> **STATED EXERCISE**
Your task is to gather the lines below that hold the string "icon".

-- BEGIN DATASET EXTRACT --

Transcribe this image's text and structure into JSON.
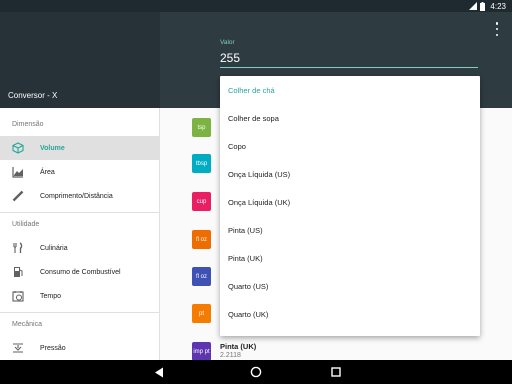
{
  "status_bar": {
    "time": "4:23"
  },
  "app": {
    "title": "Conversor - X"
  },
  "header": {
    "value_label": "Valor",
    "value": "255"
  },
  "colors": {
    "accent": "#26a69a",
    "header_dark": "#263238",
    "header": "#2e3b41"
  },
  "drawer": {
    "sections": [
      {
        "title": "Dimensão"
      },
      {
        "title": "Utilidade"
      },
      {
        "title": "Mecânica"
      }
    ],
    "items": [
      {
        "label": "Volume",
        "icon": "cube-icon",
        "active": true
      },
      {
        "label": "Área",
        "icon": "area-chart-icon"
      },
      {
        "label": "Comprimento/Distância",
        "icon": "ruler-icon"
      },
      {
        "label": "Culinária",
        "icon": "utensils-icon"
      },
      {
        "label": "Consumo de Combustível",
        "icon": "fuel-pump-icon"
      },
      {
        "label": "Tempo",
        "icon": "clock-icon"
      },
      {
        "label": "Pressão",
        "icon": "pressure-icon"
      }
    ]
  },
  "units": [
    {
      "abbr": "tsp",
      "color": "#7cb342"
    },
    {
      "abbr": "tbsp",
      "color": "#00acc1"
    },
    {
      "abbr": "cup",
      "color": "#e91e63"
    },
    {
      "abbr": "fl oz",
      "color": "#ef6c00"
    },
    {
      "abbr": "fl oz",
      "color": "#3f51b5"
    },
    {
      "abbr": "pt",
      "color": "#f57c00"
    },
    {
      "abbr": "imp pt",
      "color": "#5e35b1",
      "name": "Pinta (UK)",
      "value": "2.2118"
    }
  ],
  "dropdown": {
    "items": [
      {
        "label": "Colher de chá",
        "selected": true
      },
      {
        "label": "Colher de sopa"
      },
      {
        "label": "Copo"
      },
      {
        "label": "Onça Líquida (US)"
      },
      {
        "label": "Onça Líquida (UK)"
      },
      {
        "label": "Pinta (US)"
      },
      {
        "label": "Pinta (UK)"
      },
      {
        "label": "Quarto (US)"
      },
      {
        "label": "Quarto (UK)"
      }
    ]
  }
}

-- END DATASET EXTRACT --

> **ANSWER TO THE TASK**
        "icon": "cube-icon",
        "icon": "area-chart-icon"
        "icon": "ruler-icon"
        "icon": "utensils-icon"
        "icon": "fuel-pump-icon"
        "icon": "clock-icon"
        "icon": "pressure-icon"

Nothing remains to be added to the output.